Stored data
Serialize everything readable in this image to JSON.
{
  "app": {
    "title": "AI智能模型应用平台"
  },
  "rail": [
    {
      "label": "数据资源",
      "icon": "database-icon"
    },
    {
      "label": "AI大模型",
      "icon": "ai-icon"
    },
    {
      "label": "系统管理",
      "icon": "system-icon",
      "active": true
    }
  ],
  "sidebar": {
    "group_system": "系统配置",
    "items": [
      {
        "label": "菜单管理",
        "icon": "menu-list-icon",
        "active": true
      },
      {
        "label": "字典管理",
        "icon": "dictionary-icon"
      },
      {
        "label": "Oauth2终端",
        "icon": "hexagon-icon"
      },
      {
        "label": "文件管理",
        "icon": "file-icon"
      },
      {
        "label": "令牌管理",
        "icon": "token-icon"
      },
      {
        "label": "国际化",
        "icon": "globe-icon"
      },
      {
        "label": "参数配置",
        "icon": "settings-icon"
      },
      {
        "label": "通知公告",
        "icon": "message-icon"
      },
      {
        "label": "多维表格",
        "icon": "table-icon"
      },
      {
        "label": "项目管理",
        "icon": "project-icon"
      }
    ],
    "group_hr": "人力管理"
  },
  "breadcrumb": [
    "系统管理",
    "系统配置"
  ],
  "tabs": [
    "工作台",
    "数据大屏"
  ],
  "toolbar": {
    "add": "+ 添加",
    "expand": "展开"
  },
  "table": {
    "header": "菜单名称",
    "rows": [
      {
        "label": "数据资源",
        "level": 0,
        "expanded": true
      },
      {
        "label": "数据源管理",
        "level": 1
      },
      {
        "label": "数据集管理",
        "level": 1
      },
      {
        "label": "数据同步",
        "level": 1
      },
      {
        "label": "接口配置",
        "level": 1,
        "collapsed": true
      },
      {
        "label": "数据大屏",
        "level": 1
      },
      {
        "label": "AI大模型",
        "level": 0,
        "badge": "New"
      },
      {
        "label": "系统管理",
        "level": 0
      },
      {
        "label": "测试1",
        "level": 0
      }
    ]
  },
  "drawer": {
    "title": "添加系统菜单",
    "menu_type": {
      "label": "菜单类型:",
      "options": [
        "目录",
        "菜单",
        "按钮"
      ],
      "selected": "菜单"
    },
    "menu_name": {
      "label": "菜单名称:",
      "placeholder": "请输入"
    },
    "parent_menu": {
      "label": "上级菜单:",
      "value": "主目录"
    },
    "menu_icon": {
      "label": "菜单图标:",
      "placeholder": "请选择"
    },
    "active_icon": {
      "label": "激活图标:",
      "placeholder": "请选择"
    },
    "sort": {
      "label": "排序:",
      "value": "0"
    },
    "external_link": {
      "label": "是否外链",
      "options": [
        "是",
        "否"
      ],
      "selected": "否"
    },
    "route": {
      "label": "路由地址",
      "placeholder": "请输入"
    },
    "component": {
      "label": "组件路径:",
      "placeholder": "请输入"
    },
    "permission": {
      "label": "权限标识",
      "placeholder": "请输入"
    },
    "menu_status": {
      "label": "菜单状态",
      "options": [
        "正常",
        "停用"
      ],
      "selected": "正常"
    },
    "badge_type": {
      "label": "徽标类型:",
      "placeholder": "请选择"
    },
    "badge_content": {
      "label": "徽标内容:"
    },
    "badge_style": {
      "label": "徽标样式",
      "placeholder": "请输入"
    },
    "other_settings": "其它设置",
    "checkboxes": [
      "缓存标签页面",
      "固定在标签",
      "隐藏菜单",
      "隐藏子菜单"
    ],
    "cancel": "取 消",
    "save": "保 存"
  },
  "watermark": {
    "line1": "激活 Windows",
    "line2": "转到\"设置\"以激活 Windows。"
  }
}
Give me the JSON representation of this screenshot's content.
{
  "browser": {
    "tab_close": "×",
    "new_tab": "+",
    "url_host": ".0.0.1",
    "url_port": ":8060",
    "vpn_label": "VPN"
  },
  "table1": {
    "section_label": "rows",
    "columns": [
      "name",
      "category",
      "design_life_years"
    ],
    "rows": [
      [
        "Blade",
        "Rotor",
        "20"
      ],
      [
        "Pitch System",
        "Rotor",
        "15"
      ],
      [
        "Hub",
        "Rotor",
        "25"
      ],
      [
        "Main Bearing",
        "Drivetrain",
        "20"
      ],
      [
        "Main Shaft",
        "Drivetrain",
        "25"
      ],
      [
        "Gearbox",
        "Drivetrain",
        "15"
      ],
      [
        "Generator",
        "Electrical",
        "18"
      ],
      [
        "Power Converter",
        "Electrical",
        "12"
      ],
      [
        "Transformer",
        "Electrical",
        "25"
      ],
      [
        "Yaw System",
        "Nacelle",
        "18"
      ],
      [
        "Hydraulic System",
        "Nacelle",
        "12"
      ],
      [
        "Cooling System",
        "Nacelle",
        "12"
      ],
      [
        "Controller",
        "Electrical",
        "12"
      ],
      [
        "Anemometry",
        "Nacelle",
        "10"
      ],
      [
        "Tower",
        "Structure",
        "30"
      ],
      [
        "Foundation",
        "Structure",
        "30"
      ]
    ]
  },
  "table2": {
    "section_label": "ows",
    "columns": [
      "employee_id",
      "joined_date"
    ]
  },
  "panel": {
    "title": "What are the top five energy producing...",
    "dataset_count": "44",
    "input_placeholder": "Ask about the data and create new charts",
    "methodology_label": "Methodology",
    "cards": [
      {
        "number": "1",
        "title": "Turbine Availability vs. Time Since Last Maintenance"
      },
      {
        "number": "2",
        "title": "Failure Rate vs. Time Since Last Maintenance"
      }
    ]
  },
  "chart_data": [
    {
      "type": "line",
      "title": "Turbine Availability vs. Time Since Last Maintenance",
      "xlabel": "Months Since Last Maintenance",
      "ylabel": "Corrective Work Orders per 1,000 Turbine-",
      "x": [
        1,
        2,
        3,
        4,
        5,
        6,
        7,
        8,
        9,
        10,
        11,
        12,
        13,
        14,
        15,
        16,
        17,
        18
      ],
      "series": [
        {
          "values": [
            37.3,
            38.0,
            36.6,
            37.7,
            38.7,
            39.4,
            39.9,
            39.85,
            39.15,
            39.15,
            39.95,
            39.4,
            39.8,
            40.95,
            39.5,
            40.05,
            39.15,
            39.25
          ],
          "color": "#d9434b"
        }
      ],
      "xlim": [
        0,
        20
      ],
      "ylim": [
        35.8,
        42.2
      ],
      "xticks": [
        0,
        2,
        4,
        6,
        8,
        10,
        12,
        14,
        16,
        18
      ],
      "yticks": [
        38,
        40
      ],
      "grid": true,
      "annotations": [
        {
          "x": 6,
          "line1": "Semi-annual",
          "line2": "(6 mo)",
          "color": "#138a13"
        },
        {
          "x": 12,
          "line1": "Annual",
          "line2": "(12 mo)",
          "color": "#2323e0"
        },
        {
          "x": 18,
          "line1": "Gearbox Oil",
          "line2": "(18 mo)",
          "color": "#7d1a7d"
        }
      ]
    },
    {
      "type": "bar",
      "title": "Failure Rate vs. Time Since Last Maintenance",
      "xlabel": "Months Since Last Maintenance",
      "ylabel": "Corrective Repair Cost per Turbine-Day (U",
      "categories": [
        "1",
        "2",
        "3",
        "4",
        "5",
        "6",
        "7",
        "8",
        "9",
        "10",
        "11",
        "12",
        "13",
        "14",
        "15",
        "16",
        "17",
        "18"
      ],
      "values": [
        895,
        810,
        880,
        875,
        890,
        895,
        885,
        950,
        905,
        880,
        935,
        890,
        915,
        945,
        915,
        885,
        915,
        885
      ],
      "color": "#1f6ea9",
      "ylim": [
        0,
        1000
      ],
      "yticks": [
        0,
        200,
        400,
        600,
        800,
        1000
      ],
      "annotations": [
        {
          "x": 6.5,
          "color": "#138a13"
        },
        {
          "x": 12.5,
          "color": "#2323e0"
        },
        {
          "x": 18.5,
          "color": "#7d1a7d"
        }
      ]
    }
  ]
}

● **Given problem**: Write out every line of the data that holds the word "Windows".

● **Solved problem**:
    "line1": "激活 Windows",
    "line2": "转到\"设置\"以激活 Windows。"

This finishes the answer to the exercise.